### YOUR INSTRUCTIONS
Output all records precisely as written.

Records from a collection of figures:
************
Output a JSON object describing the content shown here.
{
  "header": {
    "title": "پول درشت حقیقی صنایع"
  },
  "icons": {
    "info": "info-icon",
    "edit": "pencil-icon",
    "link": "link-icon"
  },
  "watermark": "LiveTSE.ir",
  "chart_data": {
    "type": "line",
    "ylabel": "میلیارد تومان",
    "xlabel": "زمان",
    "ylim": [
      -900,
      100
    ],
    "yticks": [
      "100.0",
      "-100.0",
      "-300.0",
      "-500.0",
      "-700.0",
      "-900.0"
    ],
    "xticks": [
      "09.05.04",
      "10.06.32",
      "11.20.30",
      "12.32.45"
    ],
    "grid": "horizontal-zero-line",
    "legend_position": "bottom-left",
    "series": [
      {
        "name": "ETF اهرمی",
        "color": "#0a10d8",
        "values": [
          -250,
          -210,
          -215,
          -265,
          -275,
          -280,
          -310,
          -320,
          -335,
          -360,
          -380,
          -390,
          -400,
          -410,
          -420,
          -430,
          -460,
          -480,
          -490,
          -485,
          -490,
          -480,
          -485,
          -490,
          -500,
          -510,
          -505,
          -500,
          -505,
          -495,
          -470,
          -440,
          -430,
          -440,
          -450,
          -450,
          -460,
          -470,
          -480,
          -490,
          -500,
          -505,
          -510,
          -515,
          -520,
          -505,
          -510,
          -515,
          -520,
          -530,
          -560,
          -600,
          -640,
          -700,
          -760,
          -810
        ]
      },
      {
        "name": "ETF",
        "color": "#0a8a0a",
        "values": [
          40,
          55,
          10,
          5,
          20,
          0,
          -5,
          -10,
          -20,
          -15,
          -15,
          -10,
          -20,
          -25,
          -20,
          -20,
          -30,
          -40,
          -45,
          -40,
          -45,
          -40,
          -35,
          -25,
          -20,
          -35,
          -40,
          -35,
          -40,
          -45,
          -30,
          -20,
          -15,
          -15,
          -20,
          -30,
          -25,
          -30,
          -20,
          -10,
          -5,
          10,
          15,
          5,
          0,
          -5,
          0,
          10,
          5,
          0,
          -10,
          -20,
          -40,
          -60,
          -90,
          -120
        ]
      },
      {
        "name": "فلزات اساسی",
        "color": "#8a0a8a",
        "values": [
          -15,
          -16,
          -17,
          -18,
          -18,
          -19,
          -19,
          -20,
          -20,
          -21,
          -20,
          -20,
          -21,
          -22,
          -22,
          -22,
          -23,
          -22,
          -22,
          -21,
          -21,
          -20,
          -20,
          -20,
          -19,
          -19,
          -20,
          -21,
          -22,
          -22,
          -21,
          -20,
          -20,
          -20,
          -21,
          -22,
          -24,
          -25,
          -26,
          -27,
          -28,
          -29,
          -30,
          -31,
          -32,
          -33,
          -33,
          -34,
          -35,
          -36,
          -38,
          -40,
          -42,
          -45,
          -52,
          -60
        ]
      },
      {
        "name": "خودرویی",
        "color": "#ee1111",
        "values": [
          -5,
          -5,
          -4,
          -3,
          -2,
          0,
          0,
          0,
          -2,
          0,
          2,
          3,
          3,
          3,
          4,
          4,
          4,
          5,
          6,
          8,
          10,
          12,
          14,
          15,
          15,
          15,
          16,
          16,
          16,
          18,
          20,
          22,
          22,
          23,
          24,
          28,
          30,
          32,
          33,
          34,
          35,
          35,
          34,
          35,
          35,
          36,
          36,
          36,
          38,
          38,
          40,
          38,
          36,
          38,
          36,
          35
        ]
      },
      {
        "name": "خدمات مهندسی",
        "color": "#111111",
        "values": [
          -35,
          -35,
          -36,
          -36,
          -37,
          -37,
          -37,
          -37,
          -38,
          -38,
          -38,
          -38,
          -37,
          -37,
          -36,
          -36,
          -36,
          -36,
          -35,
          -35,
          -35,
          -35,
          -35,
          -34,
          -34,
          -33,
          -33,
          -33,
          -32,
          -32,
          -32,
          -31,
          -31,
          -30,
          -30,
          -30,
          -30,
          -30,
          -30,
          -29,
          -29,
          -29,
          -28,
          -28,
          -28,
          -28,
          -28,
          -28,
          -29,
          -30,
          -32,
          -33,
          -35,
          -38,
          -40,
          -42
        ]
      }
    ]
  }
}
************
### SOLUTION TO THIS EXERCISE
Output a JSON object describing the content shown here.
{
  "header": {
    "title": "پول درشت حقیقی صنایع"
  },
  "icons": {
    "info": "info-icon",
    "edit": "pencil-icon",
    "link": "link-icon"
  },
  "watermark": "LiveTSE.ir",
  "chart_data": {
    "type": "line",
    "ylabel": "میلیارد تومان",
    "xlabel": "زمان",
    "ylim": [
      -900,
      100
    ],
    "yticks": [
      "100.0",
      "-100.0",
      "-300.0",
      "-500.0",
      "-700.0",
      "-900.0"
    ],
    "xticks": [
      "09.05.04",
      "10.06.32",
      "11.20.30",
      "12.32.45"
    ],
    "grid": "horizontal-zero-line",
    "legend_position": "bottom-left",
    "series": [
      {
        "name": "ETF اهرمی",
        "color": "#0a10d8",
        "values": [
          -250,
          -210,
          -215,
          -265,
          -275,
          -280,
          -310,
          -320,
          -335,
          -360,
          -380,
          -390,
          -400,
          -410,
          -420,
          -430,
          -460,
          -480,
          -490,
          -485,
          -490,
          -480,
          -485,
          -490,
          -500,
          -510,
          -505,
          -500,
          -505,
          -495,
          -470,
          -440,
          -430,
          -440,
          -450,
          -450,
          -460,
          -470,
          -480,
          -490,
          -500,
          -505,
          -510,
          -515,
          -520,
          -505,
          -510,
          -515,
          -520,
          -530,
          -560,
          -600,
          -640,
          -700,
          -760,
          -810
        ]
      },
      {
        "name": "ETF",
        "color": "#0a8a0a",
        "values": [
          40,
          55,
          10,
          5,
          20,
          0,
          -5,
          -10,
          -20,
          -15,
          -15,
          -10,
          -20,
          -25,
          -20,
          -20,
          -30,
          -40,
          -45,
          -40,
          -45,
          -40,
          -35,
          -25,
          -20,
          -35,
          -40,
          -35,
          -40,
          -45,
          -30,
          -20,
          -15,
          -15,
          -20,
          -30,
          -25,
          -30,
          -20,
          -10,
          -5,
          10,
          15,
          5,
          0,
          -5,
          0,
          10,
          5,
          0,
          -10,
          -20,
          -40,
          -60,
          -90,
          -120
        ]
      },
      {
        "name": "فلزات اساسی",
        "color": "#8a0a8a",
        "values": [
          -15,
          -16,
          -17,
          -18,
          -18,
          -19,
          -19,
          -20,
          -20,
          -21,
          -20,
          -20,
          -21,
          -22,
          -22,
          -22,
          -23,
          -22,
          -22,
          -21,
          -21,
          -20,
          -20,
          -20,
          -19,
          -19,
          -20,
          -21,
          -22,
          -22,
          -21,
          -20,
          -20,
          -20,
          -21,
          -22,
          -24,
          -25,
          -26,
          -27,
          -28,
          -29,
          -30,
          -31,
          -32,
          -33,
          -33,
          -34,
          -35,
          -36,
          -38,
          -40,
          -42,
          -45,
          -52,
          -60
        ]
      },
      {
        "name": "خودرویی",
        "color": "#ee1111",
        "values": [
          -5,
          -5,
          -4,
          -3,
          -2,
          0,
          0,
          0,
          -2,
          0,
          2,
          3,
          3,
          3,
          4,
          4,
          4,
          5,
          6,
          8,
          10,
          12,
          14,
          15,
          15,
          15,
          16,
          16,
          16,
          18,
          20,
          22,
          22,
          23,
          24,
          28,
          30,
          32,
          33,
          34,
          35,
          35,
          34,
          35,
          35,
          36,
          36,
          36,
          38,
          38,
          40,
          38,
          36,
          38,
          36,
          35
        ]
      },
      {
        "name": "خدمات مهندسی",
        "color": "#111111",
        "values": [
          -35,
          -35,
          -36,
          -36,
          -37,
          -37,
          -37,
          -37,
          -38,
          -38,
          -38,
          -38,
          -37,
          -37,
          -36,
          -36,
          -36,
          -36,
          -35,
          -35,
          -35,
          -35,
          -35,
          -34,
          -34,
          -33,
          -33,
          -33,
          -32,
          -32,
          -32,
          -31,
          -31,
          -30,
          -30,
          -30,
          -30,
          -30,
          -30,
          -29,
          -29,
          -29,
          -28,
          -28,
          -28,
          -28,
          -28,
          -28,
          -29,
          -30,
          -32,
          -33,
          -35,
          -38,
          -40,
          -42
        ]
      }
    ]
  }
}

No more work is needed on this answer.